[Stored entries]
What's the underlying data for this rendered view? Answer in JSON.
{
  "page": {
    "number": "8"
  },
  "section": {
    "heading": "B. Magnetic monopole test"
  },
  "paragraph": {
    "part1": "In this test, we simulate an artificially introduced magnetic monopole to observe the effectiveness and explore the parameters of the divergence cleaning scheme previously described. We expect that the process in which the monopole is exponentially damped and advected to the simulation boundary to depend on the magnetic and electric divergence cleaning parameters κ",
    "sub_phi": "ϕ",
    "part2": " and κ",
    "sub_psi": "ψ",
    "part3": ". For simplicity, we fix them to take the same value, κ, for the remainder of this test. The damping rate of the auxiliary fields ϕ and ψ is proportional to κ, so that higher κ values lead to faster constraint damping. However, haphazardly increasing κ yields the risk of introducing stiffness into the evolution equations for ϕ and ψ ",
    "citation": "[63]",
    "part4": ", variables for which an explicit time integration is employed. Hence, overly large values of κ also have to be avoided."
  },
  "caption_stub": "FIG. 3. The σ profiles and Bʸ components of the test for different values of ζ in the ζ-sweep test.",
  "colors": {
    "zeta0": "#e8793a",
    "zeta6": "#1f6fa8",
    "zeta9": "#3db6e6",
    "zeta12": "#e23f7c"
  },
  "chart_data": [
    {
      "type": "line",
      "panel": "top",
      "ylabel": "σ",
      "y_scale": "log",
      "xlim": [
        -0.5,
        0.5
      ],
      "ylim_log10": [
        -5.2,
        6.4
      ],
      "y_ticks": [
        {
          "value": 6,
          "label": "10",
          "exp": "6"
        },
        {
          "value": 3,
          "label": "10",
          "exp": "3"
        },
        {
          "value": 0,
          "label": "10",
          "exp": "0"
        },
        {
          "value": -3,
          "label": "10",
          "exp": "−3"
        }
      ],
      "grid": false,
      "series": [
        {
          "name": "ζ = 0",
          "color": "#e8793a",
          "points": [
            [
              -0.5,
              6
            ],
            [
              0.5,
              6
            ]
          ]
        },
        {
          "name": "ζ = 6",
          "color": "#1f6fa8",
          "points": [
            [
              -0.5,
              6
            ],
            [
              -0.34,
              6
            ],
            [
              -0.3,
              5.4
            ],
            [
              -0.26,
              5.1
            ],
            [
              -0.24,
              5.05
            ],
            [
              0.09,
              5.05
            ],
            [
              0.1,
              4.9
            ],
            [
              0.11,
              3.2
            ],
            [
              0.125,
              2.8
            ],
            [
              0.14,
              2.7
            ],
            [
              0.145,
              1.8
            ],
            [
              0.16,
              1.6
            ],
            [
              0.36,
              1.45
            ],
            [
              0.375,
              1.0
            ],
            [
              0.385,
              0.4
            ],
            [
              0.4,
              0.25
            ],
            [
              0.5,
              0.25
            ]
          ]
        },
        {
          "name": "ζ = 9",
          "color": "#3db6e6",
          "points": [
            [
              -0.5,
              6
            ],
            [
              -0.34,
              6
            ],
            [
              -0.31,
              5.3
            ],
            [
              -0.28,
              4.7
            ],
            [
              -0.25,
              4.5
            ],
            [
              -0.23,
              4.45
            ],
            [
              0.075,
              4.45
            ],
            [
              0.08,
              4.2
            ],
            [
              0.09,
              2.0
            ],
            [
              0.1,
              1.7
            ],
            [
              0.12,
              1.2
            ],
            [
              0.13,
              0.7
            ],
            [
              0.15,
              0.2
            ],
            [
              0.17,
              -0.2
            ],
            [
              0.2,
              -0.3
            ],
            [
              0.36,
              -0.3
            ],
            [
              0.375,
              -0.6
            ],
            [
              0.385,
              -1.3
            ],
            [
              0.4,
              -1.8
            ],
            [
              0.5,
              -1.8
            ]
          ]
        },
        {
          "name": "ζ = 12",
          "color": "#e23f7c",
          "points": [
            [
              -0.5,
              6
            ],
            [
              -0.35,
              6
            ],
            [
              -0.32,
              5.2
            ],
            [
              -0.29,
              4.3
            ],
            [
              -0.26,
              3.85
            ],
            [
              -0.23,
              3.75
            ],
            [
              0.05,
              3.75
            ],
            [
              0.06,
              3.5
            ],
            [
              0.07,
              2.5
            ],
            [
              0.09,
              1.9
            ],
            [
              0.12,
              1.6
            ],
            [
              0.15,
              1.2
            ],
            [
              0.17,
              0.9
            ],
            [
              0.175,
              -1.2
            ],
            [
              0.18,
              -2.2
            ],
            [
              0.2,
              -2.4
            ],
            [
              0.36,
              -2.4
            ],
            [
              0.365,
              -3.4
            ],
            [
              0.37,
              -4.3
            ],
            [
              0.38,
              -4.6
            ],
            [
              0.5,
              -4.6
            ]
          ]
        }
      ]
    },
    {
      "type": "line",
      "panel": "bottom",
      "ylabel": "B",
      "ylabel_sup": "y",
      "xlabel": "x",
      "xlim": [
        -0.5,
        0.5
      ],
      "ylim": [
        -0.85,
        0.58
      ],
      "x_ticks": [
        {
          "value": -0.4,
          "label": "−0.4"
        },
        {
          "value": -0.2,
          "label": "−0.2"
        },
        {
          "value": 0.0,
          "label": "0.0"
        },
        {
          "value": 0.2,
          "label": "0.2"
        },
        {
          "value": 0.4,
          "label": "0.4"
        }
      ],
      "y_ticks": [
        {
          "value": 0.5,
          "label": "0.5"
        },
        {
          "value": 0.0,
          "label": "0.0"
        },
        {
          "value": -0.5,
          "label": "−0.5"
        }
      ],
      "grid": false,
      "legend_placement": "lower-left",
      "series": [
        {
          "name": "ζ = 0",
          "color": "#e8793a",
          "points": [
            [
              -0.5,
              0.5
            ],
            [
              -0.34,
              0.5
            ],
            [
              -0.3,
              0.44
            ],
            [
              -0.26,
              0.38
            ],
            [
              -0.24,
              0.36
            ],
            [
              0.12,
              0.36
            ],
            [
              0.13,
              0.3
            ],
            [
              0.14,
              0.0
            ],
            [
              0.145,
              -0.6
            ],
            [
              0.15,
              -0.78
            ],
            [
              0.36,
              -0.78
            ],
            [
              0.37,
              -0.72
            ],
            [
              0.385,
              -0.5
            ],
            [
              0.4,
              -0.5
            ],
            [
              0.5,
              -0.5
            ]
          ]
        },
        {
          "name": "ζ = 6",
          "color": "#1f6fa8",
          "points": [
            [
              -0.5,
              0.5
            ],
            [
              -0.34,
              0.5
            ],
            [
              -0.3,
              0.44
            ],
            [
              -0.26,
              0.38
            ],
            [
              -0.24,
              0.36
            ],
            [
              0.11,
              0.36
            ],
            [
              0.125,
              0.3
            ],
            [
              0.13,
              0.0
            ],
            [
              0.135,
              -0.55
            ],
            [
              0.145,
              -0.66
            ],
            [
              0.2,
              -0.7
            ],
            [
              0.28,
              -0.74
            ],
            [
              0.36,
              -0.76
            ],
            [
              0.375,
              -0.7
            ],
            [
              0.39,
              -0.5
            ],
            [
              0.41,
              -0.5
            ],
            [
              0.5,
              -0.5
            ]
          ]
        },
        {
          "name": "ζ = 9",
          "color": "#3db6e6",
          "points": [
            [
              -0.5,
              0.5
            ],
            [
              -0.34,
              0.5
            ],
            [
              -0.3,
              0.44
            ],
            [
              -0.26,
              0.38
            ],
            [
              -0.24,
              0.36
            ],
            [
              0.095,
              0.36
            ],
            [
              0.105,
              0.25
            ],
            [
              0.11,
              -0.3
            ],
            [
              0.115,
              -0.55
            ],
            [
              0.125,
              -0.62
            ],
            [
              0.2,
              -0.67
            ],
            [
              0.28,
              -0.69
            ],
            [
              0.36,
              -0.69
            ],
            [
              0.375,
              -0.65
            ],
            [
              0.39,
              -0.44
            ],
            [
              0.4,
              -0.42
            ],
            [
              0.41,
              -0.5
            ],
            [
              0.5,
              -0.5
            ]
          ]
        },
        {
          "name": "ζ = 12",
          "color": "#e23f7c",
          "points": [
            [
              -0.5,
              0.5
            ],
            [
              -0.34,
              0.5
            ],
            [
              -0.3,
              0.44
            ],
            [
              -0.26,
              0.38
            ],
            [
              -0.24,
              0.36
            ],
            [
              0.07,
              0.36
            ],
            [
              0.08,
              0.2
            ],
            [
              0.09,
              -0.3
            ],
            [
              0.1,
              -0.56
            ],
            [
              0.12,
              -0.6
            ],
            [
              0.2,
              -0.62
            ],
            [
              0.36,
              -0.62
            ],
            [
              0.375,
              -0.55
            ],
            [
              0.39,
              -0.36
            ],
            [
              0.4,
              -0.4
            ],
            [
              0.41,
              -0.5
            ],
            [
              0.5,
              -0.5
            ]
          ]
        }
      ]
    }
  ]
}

What the exercise asks:
Copy down every line of the material above that includes the string "test".

Finished answer:
    "heading": "B. Magnetic monopole test"
    "part1": "In this test, we simulate an artificially introduced magnetic monopole to observe the effectiveness and explore the parameters of the divergence cleaning scheme previously described. We expect that the process in which the monopole is exponentially damped and advected to the simulation boundary to depend on the magnetic and electric divergence cleaning parameters κ",
    "part3": ". For simplicity, we fix them to take the same value, κ, for the remainder of this test. The damping rate of the auxiliary fields ϕ and ψ is proportional to κ, so that higher κ values lead to faster constraint damping. However, haphazardly increasing κ yields the risk of introducing stiffness into the evolution equations for ϕ and ψ ",
  "caption_stub": "FIG. 3. The σ profiles and Bʸ components of the test for different values of ζ in the ζ-sweep test.",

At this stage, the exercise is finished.